> [Challenge]
Copy out every line in the entries below that includes "JSON".

> [Listing]
::::

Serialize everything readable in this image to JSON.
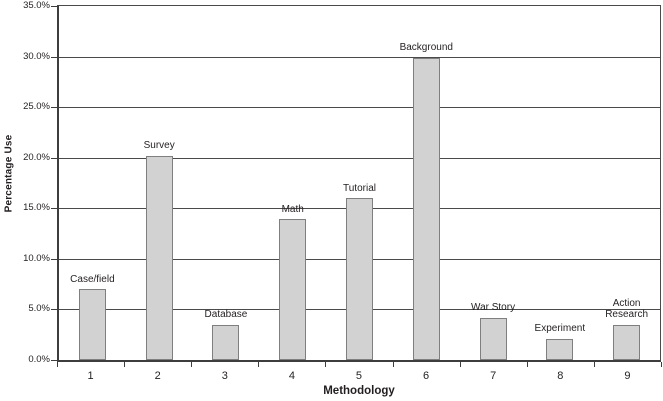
{
  "chart_data": {
    "type": "bar",
    "title": "",
    "xlabel": "Methodology",
    "ylabel": "Percentage Use",
    "categories": [
      "1",
      "2",
      "3",
      "4",
      "5",
      "6",
      "7",
      "8",
      "9"
    ],
    "bar_labels": [
      "Case/field",
      "Survey",
      "Database",
      "Math",
      "Tutorial",
      "Background",
      "War Story",
      "Experiment",
      "Action\nResearch"
    ],
    "values": [
      7.0,
      20.2,
      3.5,
      13.9,
      16.0,
      29.9,
      4.2,
      2.1,
      3.5
    ],
    "ylim": [
      0,
      35
    ],
    "ytick_values": [
      0,
      5,
      10,
      15,
      20,
      25,
      30,
      35
    ],
    "ytick_labels": [
      "0.0%",
      "5.0%",
      "10.0%",
      "15.0%",
      "20.0%",
      "25.0%",
      "30.0%",
      "35.0%"
    ],
    "grid": true,
    "legend": "none",
    "colors": {
      "background": "#ffffff",
      "bar_fill": "#d2d2d2",
      "bar_border": "#7f7f7f",
      "grid_line": "#4a4a4a",
      "axis_line": "#3d3d3d",
      "text": "#231f20"
    }
  }
}
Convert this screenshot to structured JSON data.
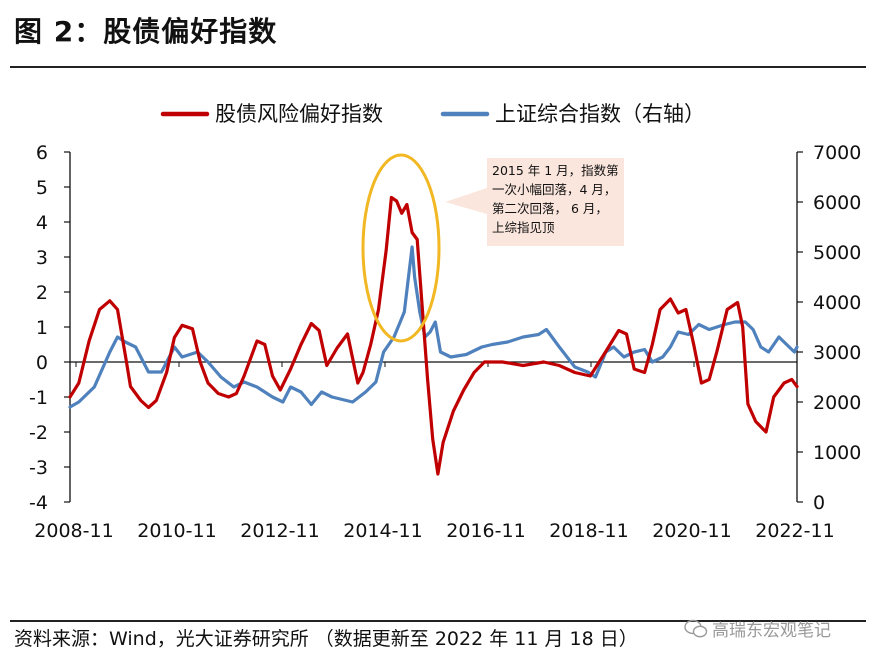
{
  "title": "图 2：股债偏好指数",
  "source": "资料来源：Wind，光大证券研究所 （数据更新至 2022 年 11 月 18 日）",
  "watermark": "高瑞东宏观笔记",
  "annotation": [
    "2015 年 1 月，指数第",
    "一次小幅回落，4 月，",
    "第二次回落， 6 月，",
    "上综指见顶"
  ],
  "chart_data": {
    "type": "line",
    "x_tick_labels": [
      "2008-11",
      "2010-11",
      "2012-11",
      "2014-11",
      "2016-11",
      "2018-11",
      "2020-11",
      "2022-11"
    ],
    "x_range": [
      2008.83,
      2022.9
    ],
    "y_left": {
      "label": "股债风险偏好指数",
      "range": [
        -4,
        6
      ],
      "ticks": [
        -4,
        -3,
        -2,
        -1,
        0,
        1,
        2,
        3,
        4,
        5,
        6
      ]
    },
    "y_right": {
      "label": "上证综合指数（右轴）",
      "range": [
        0,
        7000
      ],
      "ticks": [
        0,
        1000,
        2000,
        3000,
        4000,
        5000,
        6000,
        7000
      ]
    },
    "series": [
      {
        "name": "股债风险偏好指数",
        "axis": "left",
        "color": "#c00000",
        "points": [
          [
            2008.83,
            -1.0
          ],
          [
            2009.0,
            -0.6
          ],
          [
            2009.2,
            0.6
          ],
          [
            2009.4,
            1.5
          ],
          [
            2009.6,
            1.75
          ],
          [
            2009.75,
            1.5
          ],
          [
            2009.9,
            0.2
          ],
          [
            2010.0,
            -0.7
          ],
          [
            2010.2,
            -1.1
          ],
          [
            2010.35,
            -1.3
          ],
          [
            2010.5,
            -1.1
          ],
          [
            2010.7,
            -0.3
          ],
          [
            2010.85,
            0.7
          ],
          [
            2011.0,
            1.05
          ],
          [
            2011.2,
            0.95
          ],
          [
            2011.35,
            0.0
          ],
          [
            2011.5,
            -0.6
          ],
          [
            2011.7,
            -0.9
          ],
          [
            2011.9,
            -1.0
          ],
          [
            2012.05,
            -0.9
          ],
          [
            2012.2,
            -0.4
          ],
          [
            2012.45,
            0.6
          ],
          [
            2012.6,
            0.5
          ],
          [
            2012.75,
            -0.4
          ],
          [
            2012.9,
            -0.8
          ],
          [
            2013.1,
            -0.2
          ],
          [
            2013.3,
            0.5
          ],
          [
            2013.5,
            1.1
          ],
          [
            2013.65,
            0.9
          ],
          [
            2013.8,
            -0.1
          ],
          [
            2014.0,
            0.4
          ],
          [
            2014.2,
            0.8
          ],
          [
            2014.4,
            -0.6
          ],
          [
            2014.5,
            -0.3
          ],
          [
            2014.65,
            0.5
          ],
          [
            2014.8,
            1.5
          ],
          [
            2014.95,
            3.2
          ],
          [
            2015.05,
            4.7
          ],
          [
            2015.15,
            4.6
          ],
          [
            2015.25,
            4.25
          ],
          [
            2015.35,
            4.5
          ],
          [
            2015.45,
            3.7
          ],
          [
            2015.55,
            3.5
          ],
          [
            2015.65,
            1.5
          ],
          [
            2015.75,
            -0.5
          ],
          [
            2015.85,
            -2.2
          ],
          [
            2015.95,
            -3.2
          ],
          [
            2016.05,
            -2.3
          ],
          [
            2016.25,
            -1.4
          ],
          [
            2016.45,
            -0.8
          ],
          [
            2016.65,
            -0.3
          ],
          [
            2016.85,
            0.0
          ],
          [
            2017.2,
            0.0
          ],
          [
            2017.6,
            -0.1
          ],
          [
            2018.0,
            0.0
          ],
          [
            2018.3,
            -0.1
          ],
          [
            2018.6,
            -0.3
          ],
          [
            2018.9,
            -0.4
          ],
          [
            2019.2,
            0.3
          ],
          [
            2019.45,
            0.9
          ],
          [
            2019.6,
            0.8
          ],
          [
            2019.75,
            -0.2
          ],
          [
            2019.95,
            -0.3
          ],
          [
            2020.1,
            0.5
          ],
          [
            2020.25,
            1.5
          ],
          [
            2020.45,
            1.8
          ],
          [
            2020.6,
            1.4
          ],
          [
            2020.75,
            1.5
          ],
          [
            2020.9,
            0.5
          ],
          [
            2021.05,
            -0.6
          ],
          [
            2021.2,
            -0.5
          ],
          [
            2021.35,
            0.3
          ],
          [
            2021.55,
            1.5
          ],
          [
            2021.75,
            1.7
          ],
          [
            2021.85,
            1.0
          ],
          [
            2021.95,
            -1.2
          ],
          [
            2022.1,
            -1.7
          ],
          [
            2022.3,
            -2.0
          ],
          [
            2022.45,
            -1.0
          ],
          [
            2022.65,
            -0.6
          ],
          [
            2022.8,
            -0.5
          ],
          [
            2022.9,
            -0.7
          ]
        ]
      },
      {
        "name": "上证综合指数（右轴）",
        "axis": "right",
        "color": "#4f81bd",
        "points": [
          [
            2008.83,
            1900
          ],
          [
            2009.0,
            2000
          ],
          [
            2009.3,
            2300
          ],
          [
            2009.6,
            3000
          ],
          [
            2009.75,
            3300
          ],
          [
            2009.9,
            3200
          ],
          [
            2010.1,
            3100
          ],
          [
            2010.35,
            2600
          ],
          [
            2010.6,
            2600
          ],
          [
            2010.85,
            3100
          ],
          [
            2011.0,
            2900
          ],
          [
            2011.3,
            3000
          ],
          [
            2011.5,
            2800
          ],
          [
            2011.75,
            2500
          ],
          [
            2012.0,
            2300
          ],
          [
            2012.2,
            2400
          ],
          [
            2012.45,
            2300
          ],
          [
            2012.75,
            2100
          ],
          [
            2012.95,
            2000
          ],
          [
            2013.1,
            2300
          ],
          [
            2013.3,
            2200
          ],
          [
            2013.5,
            1950
          ],
          [
            2013.7,
            2200
          ],
          [
            2013.9,
            2100
          ],
          [
            2014.1,
            2050
          ],
          [
            2014.3,
            2000
          ],
          [
            2014.55,
            2200
          ],
          [
            2014.75,
            2400
          ],
          [
            2014.9,
            3000
          ],
          [
            2015.1,
            3300
          ],
          [
            2015.3,
            3800
          ],
          [
            2015.45,
            5100
          ],
          [
            2015.5,
            4500
          ],
          [
            2015.6,
            3800
          ],
          [
            2015.7,
            3300
          ],
          [
            2015.8,
            3400
          ],
          [
            2015.9,
            3600
          ],
          [
            2016.0,
            3000
          ],
          [
            2016.2,
            2900
          ],
          [
            2016.5,
            2950
          ],
          [
            2016.8,
            3100
          ],
          [
            2017.0,
            3150
          ],
          [
            2017.3,
            3200
          ],
          [
            2017.6,
            3300
          ],
          [
            2017.9,
            3350
          ],
          [
            2018.05,
            3450
          ],
          [
            2018.3,
            3100
          ],
          [
            2018.6,
            2700
          ],
          [
            2018.85,
            2600
          ],
          [
            2019.0,
            2500
          ],
          [
            2019.2,
            3000
          ],
          [
            2019.35,
            3100
          ],
          [
            2019.55,
            2900
          ],
          [
            2019.75,
            3000
          ],
          [
            2019.95,
            3050
          ],
          [
            2020.1,
            2800
          ],
          [
            2020.3,
            2900
          ],
          [
            2020.45,
            3100
          ],
          [
            2020.6,
            3400
          ],
          [
            2020.8,
            3350
          ],
          [
            2021.0,
            3550
          ],
          [
            2021.2,
            3450
          ],
          [
            2021.5,
            3550
          ],
          [
            2021.7,
            3600
          ],
          [
            2021.9,
            3600
          ],
          [
            2022.05,
            3450
          ],
          [
            2022.2,
            3100
          ],
          [
            2022.35,
            3000
          ],
          [
            2022.55,
            3300
          ],
          [
            2022.75,
            3100
          ],
          [
            2022.85,
            3000
          ],
          [
            2022.9,
            3100
          ]
        ]
      }
    ]
  }
}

::::

> [Response to this exercise]
Serialize everything readable in this image to JSON.
Convert this screenshot to structured JSON data.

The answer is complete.